▶ [What to work on]: Print the listing below in its entirety, character for character.

— begin Dataset excerpts —

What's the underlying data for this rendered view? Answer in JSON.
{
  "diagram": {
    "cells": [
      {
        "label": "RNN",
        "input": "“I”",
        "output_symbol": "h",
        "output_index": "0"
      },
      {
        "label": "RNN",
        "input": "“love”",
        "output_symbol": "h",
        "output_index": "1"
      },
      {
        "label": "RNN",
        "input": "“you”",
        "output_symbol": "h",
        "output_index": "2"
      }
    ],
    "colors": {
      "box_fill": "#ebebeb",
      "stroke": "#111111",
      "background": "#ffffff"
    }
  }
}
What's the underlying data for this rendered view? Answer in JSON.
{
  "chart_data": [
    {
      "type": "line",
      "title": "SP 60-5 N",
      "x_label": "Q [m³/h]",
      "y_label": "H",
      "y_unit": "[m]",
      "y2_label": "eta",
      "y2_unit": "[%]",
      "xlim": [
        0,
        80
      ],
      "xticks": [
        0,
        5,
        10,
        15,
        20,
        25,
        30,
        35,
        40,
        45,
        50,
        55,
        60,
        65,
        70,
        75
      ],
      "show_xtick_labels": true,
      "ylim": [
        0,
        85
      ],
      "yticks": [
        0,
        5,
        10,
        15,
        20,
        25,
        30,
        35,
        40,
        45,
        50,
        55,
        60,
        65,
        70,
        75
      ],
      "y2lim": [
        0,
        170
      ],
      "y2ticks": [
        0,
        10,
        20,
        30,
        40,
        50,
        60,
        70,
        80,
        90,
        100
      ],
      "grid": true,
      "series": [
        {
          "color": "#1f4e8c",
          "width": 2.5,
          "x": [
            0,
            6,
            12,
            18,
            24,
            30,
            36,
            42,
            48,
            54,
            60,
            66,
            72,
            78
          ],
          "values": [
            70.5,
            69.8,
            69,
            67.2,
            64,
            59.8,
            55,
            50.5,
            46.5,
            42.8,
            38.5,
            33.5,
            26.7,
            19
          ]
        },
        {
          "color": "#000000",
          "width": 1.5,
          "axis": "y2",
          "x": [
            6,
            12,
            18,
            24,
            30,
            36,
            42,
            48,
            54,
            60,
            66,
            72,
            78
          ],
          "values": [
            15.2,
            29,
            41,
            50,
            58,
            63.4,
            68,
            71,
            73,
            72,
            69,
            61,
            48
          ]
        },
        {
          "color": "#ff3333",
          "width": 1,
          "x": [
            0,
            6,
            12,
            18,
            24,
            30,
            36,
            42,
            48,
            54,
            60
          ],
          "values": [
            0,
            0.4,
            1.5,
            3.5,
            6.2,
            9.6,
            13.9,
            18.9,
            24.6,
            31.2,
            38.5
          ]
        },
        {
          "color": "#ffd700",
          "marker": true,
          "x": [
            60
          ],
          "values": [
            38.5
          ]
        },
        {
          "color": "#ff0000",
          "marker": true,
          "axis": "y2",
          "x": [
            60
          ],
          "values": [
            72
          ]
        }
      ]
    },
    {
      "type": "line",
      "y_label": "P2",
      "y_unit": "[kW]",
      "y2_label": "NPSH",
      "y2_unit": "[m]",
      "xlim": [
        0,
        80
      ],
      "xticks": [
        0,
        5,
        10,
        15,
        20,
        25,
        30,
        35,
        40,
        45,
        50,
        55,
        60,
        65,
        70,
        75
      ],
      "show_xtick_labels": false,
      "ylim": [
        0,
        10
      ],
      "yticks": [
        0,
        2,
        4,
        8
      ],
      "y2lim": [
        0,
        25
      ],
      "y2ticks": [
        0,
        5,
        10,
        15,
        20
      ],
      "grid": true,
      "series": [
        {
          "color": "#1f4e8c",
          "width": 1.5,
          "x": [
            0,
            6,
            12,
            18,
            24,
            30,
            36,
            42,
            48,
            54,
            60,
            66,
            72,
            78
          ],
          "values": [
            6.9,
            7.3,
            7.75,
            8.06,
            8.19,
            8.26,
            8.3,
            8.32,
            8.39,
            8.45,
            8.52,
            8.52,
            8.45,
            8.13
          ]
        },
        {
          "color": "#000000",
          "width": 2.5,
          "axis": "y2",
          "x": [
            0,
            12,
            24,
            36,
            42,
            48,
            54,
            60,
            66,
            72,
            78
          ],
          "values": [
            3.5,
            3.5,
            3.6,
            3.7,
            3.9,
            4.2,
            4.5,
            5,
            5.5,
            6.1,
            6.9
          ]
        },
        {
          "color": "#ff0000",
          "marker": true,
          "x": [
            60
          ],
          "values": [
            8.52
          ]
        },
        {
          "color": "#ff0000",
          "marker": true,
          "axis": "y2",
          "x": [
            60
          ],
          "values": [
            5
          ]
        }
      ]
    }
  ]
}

— end Dataset excerpts —

▶ [Exercise result]:
What's the underlying data for this rendered view? Answer in JSON.
{
  "diagram": {
    "cells": [
      {
        "label": "RNN",
        "input": "“I”",
        "output_symbol": "h",
        "output_index": "0"
      },
      {
        "label": "RNN",
        "input": "“love”",
        "output_symbol": "h",
        "output_index": "1"
      },
      {
        "label": "RNN",
        "input": "“you”",
        "output_symbol": "h",
        "output_index": "2"
      }
    ],
    "colors": {
      "box_fill": "#ebebeb",
      "stroke": "#111111",
      "background": "#ffffff"
    }
  }
}
What's the underlying data for this rendered view? Answer in JSON.
{
  "chart_data": [
    {
      "type": "line",
      "title": "SP 60-5 N",
      "x_label": "Q [m³/h]",
      "y_label": "H",
      "y_unit": "[m]",
      "y2_label": "eta",
      "y2_unit": "[%]",
      "xlim": [
        0,
        80
      ],
      "xticks": [
        0,
        5,
        10,
        15,
        20,
        25,
        30,
        35,
        40,
        45,
        50,
        55,
        60,
        65,
        70,
        75
      ],
      "show_xtick_labels": true,
      "ylim": [
        0,
        85
      ],
      "yticks": [
        0,
        5,
        10,
        15,
        20,
        25,
        30,
        35,
        40,
        45,
        50,
        55,
        60,
        65,
        70,
        75
      ],
      "y2lim": [
        0,
        170
      ],
      "y2ticks": [
        0,
        10,
        20,
        30,
        40,
        50,
        60,
        70,
        80,
        90,
        100
      ],
      "grid": true,
      "series": [
        {
          "color": "#1f4e8c",
          "width": 2.5,
          "x": [
            0,
            6,
            12,
            18,
            24,
            30,
            36,
            42,
            48,
            54,
            60,
            66,
            72,
            78
          ],
          "values": [
            70.5,
            69.8,
            69,
            67.2,
            64,
            59.8,
            55,
            50.5,
            46.5,
            42.8,
            38.5,
            33.5,
            26.7,
            19
          ]
        },
        {
          "color": "#000000",
          "width": 1.5,
          "axis": "y2",
          "x": [
            6,
            12,
            18,
            24,
            30,
            36,
            42,
            48,
            54,
            60,
            66,
            72,
            78
          ],
          "values": [
            15.2,
            29,
            41,
            50,
            58,
            63.4,
            68,
            71,
            73,
            72,
            69,
            61,
            48
          ]
        },
        {
          "color": "#ff3333",
          "width": 1,
          "x": [
            0,
            6,
            12,
            18,
            24,
            30,
            36,
            42,
            48,
            54,
            60
          ],
          "values": [
            0,
            0.4,
            1.5,
            3.5,
            6.2,
            9.6,
            13.9,
            18.9,
            24.6,
            31.2,
            38.5
          ]
        },
        {
          "color": "#ffd700",
          "marker": true,
          "x": [
            60
          ],
          "values": [
            38.5
          ]
        },
        {
          "color": "#ff0000",
          "marker": true,
          "axis": "y2",
          "x": [
            60
          ],
          "values": [
            72
          ]
        }
      ]
    },
    {
      "type": "line",
      "y_label": "P2",
      "y_unit": "[kW]",
      "y2_label": "NPSH",
      "y2_unit": "[m]",
      "xlim": [
        0,
        80
      ],
      "xticks": [
        0,
        5,
        10,
        15,
        20,
        25,
        30,
        35,
        40,
        45,
        50,
        55,
        60,
        65,
        70,
        75
      ],
      "show_xtick_labels": false,
      "ylim": [
        0,
        10
      ],
      "yticks": [
        0,
        2,
        4,
        8
      ],
      "y2lim": [
        0,
        25
      ],
      "y2ticks": [
        0,
        5,
        10,
        15,
        20
      ],
      "grid": true,
      "series": [
        {
          "color": "#1f4e8c",
          "width": 1.5,
          "x": [
            0,
            6,
            12,
            18,
            24,
            30,
            36,
            42,
            48,
            54,
            60,
            66,
            72,
            78
          ],
          "values": [
            6.9,
            7.3,
            7.75,
            8.06,
            8.19,
            8.26,
            8.3,
            8.32,
            8.39,
            8.45,
            8.52,
            8.52,
            8.45,
            8.13
          ]
        },
        {
          "color": "#000000",
          "width": 2.5,
          "axis": "y2",
          "x": [
            0,
            12,
            24,
            36,
            42,
            48,
            54,
            60,
            66,
            72,
            78
          ],
          "values": [
            3.5,
            3.5,
            3.6,
            3.7,
            3.9,
            4.2,
            4.5,
            5,
            5.5,
            6.1,
            6.9
          ]
        },
        {
          "color": "#ff0000",
          "marker": true,
          "x": [
            60
          ],
          "values": [
            8.52
          ]
        },
        {
          "color": "#ff0000",
          "marker": true,
          "axis": "y2",
          "x": [
            60
          ],
          "values": [
            5
          ]
        }
      ]
    }
  ]
}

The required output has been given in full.